**RAW DATA**
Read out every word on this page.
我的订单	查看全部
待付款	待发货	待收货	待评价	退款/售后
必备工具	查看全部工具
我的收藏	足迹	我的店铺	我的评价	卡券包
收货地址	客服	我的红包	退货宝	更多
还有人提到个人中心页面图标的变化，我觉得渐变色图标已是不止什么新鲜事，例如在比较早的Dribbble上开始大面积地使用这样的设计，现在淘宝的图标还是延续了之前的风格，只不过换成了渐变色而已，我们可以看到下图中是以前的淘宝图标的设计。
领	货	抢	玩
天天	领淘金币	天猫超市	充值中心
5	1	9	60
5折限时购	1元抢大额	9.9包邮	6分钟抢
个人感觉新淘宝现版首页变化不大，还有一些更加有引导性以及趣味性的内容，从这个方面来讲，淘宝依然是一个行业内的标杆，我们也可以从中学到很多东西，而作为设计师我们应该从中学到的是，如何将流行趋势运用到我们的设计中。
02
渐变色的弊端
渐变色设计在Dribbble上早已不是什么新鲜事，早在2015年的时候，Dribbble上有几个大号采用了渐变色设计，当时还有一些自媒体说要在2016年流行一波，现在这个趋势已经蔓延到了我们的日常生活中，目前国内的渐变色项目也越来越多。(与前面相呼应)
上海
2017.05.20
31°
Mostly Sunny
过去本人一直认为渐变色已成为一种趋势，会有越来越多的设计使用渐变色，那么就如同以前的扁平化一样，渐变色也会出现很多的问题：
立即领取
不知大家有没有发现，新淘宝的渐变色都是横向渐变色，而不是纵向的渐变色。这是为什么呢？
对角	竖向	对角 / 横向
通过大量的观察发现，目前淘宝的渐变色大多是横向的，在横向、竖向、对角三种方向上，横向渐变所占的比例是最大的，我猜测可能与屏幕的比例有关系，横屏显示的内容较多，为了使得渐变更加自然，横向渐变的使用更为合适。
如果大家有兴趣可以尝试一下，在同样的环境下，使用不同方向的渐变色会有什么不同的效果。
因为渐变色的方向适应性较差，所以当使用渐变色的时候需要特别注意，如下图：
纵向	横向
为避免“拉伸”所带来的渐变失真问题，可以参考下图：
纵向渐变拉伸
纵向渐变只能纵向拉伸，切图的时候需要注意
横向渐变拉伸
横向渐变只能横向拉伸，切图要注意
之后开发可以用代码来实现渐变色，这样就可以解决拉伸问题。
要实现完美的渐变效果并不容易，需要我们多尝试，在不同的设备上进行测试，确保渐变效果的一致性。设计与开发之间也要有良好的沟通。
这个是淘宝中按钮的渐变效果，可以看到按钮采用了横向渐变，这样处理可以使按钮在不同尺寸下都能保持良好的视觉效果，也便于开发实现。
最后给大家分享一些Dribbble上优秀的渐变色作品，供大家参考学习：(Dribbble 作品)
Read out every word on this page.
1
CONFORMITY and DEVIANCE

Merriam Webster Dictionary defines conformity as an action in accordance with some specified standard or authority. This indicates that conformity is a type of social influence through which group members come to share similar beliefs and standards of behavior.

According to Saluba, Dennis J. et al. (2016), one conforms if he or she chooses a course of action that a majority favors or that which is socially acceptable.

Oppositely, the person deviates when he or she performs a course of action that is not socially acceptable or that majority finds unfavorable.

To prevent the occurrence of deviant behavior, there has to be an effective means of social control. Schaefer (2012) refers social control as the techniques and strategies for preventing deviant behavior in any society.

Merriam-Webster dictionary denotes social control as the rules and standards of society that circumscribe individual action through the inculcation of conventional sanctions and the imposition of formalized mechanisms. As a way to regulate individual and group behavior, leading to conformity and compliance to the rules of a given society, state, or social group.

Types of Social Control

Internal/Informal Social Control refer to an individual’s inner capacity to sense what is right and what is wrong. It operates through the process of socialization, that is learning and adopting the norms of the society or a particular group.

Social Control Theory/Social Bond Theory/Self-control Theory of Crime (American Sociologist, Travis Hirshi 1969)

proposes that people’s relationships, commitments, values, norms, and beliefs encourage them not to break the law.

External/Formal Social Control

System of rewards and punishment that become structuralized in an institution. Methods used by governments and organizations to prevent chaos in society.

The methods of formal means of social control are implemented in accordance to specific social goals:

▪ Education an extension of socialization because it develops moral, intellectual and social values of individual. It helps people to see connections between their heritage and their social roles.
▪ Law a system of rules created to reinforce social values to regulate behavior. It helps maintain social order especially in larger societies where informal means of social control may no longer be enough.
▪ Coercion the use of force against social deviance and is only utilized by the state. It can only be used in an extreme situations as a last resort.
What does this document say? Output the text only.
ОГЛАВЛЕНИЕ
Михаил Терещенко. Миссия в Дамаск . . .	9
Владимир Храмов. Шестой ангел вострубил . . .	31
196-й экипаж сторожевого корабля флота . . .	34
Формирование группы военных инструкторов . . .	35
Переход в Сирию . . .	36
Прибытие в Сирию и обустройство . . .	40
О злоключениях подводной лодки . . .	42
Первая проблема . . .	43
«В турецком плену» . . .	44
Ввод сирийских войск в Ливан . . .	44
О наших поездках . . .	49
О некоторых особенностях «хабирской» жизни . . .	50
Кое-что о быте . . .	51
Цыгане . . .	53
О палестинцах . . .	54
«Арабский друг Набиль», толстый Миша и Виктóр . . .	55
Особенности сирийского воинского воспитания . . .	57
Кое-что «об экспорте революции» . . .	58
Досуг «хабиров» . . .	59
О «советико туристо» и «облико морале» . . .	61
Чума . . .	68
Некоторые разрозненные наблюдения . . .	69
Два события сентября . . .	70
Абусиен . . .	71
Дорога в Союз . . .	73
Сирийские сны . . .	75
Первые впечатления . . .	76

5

**WHAT YOU SHOULD DO**
Repeat all the entries word for word.

**EXERCISE RESULT**
Read out every word on this page.
我的订单	查看全部
待付款	待发货	待收货	待评价	退款/售后
必备工具	查看全部工具
我的收藏	足迹	我的店铺	我的评价	卡券包
收货地址	客服	我的红包	退货宝	更多
还有人提到个人中心页面图标的变化，我觉得渐变色图标已是不止什么新鲜事，例如在比较早的Dribbble上开始大面积地使用这样的设计，现在淘宝的图标还是延续了之前的风格，只不过换成了渐变色而已，我们可以看到下图中是以前的淘宝图标的设计。
领	货	抢	玩
天天	领淘金币	天猫超市	充值中心
5	1	9	60
5折限时购	1元抢大额	9.9包邮	6分钟抢
个人感觉新淘宝现版首页变化不大，还有一些更加有引导性以及趣味性的内容，从这个方面来讲，淘宝依然是一个行业内的标杆，我们也可以从中学到很多东西，而作为设计师我们应该从中学到的是，如何将流行趋势运用到我们的设计中。
02
渐变色的弊端
渐变色设计在Dribbble上早已不是什么新鲜事，早在2015年的时候，Dribbble上有几个大号采用了渐变色设计，当时还有一些自媒体说要在2016年流行一波，现在这个趋势已经蔓延到了我们的日常生活中，目前国内的渐变色项目也越来越多。(与前面相呼应)
上海
2017.05.20
31°
Mostly Sunny
过去本人一直认为渐变色已成为一种趋势，会有越来越多的设计使用渐变色，那么就如同以前的扁平化一样，渐变色也会出现很多的问题：
立即领取
不知大家有没有发现，新淘宝的渐变色都是横向渐变色，而不是纵向的渐变色。这是为什么呢？
对角	竖向	对角 / 横向
通过大量的观察发现，目前淘宝的渐变色大多是横向的，在横向、竖向、对角三种方向上，横向渐变所占的比例是最大的，我猜测可能与屏幕的比例有关系，横屏显示的内容较多，为了使得渐变更加自然，横向渐变的使用更为合适。
如果大家有兴趣可以尝试一下，在同样的环境下，使用不同方向的渐变色会有什么不同的效果。
因为渐变色的方向适应性较差，所以当使用渐变色的时候需要特别注意，如下图：
纵向	横向
为避免“拉伸”所带来的渐变失真问题，可以参考下图：
纵向渐变拉伸
纵向渐变只能纵向拉伸，切图的时候需要注意
横向渐变拉伸
横向渐变只能横向拉伸，切图要注意
之后开发可以用代码来实现渐变色，这样就可以解决拉伸问题。
要实现完美的渐变效果并不容易，需要我们多尝试，在不同的设备上进行测试，确保渐变效果的一致性。设计与开发之间也要有良好的沟通。
这个是淘宝中按钮的渐变效果，可以看到按钮采用了横向渐变，这样处理可以使按钮在不同尺寸下都能保持良好的视觉效果，也便于开发实现。
最后给大家分享一些Dribbble上优秀的渐变色作品，供大家参考学习：(Dribbble 作品)
Read out every word on this page.
1
CONFORMITY and DEVIANCE

Merriam Webster Dictionary defines conformity as an action in accordance with some specified standard or authority. This indicates that conformity is a type of social influence through which group members come to share similar beliefs and standards of behavior.

According to Saluba, Dennis J. et al. (2016), one conforms if he or she chooses a course of action that a majority favors or that which is socially acceptable.

Oppositely, the person deviates when he or she performs a course of action that is not socially acceptable or that majority finds unfavorable.

To prevent the occurrence of deviant behavior, there has to be an effective means of social control. Schaefer (2012) refers social control as the techniques and strategies for preventing deviant behavior in any society.

Merriam-Webster dictionary denotes social control as the rules and standards of society that circumscribe individual action through the inculcation of conventional sanctions and the imposition of formalized mechanisms. As a way to regulate individual and group behavior, leading to conformity and compliance to the rules of a given society, state, or social group.

Types of Social Control

Internal/Informal Social Control refer to an individual’s inner capacity to sense what is right and what is wrong. It operates through the process of socialization, that is learning and adopting the norms of the society or a particular group.

Social Control Theory/Social Bond Theory/Self-control Theory of Crime (American Sociologist, Travis Hirshi 1969)

proposes that people’s relationships, commitments, values, norms, and beliefs encourage them not to break the law.

External/Formal Social Control

System of rewards and punishment that become structuralized in an institution. Methods used by governments and organizations to prevent chaos in society.

The methods of formal means of social control are implemented in accordance to specific social goals:

▪ Education an extension of socialization because it develops moral, intellectual and social values of individual. It helps people to see connections between their heritage and their social roles.
▪ Law a system of rules created to reinforce social values to regulate behavior. It helps maintain social order especially in larger societies where informal means of social control may no longer be enough.
▪ Coercion the use of force against social deviance and is only utilized by the state. It can only be used in an extreme situations as a last resort.
What does this document say? Output the text only.
ОГЛАВЛЕНИЕ
Михаил Терещенко. Миссия в Дамаск . . .	9
Владимир Храмов. Шестой ангел вострубил . . .	31
196-й экипаж сторожевого корабля флота . . .	34
Формирование группы военных инструкторов . . .	35
Переход в Сирию . . .	36
Прибытие в Сирию и обустройство . . .	40
О злоключениях подводной лодки . . .	42
Первая проблема . . .	43
«В турецком плену» . . .	44
Ввод сирийских войск в Ливан . . .	44
О наших поездках . . .	49
О некоторых особенностях «хабирской» жизни . . .	50
Кое-что о быте . . .	51
Цыгане . . .	53
О палестинцах . . .	54
«Арабский друг Набиль», толстый Миша и Виктóр . . .	55
Особенности сирийского воинского воспитания . . .	57
Кое-что «об экспорте революции» . . .	58
Досуг «хабиров» . . .	59
О «советико туристо» и «облико морале» . . .	61
Чума . . .	68
Некоторые разрозненные наблюдения . . .	69
Два события сентября . . .	70
Абусиен . . .	71
Дорога в Союз . . .	73
Сирийские сны . . .	75
Первые впечатления . . .	76

5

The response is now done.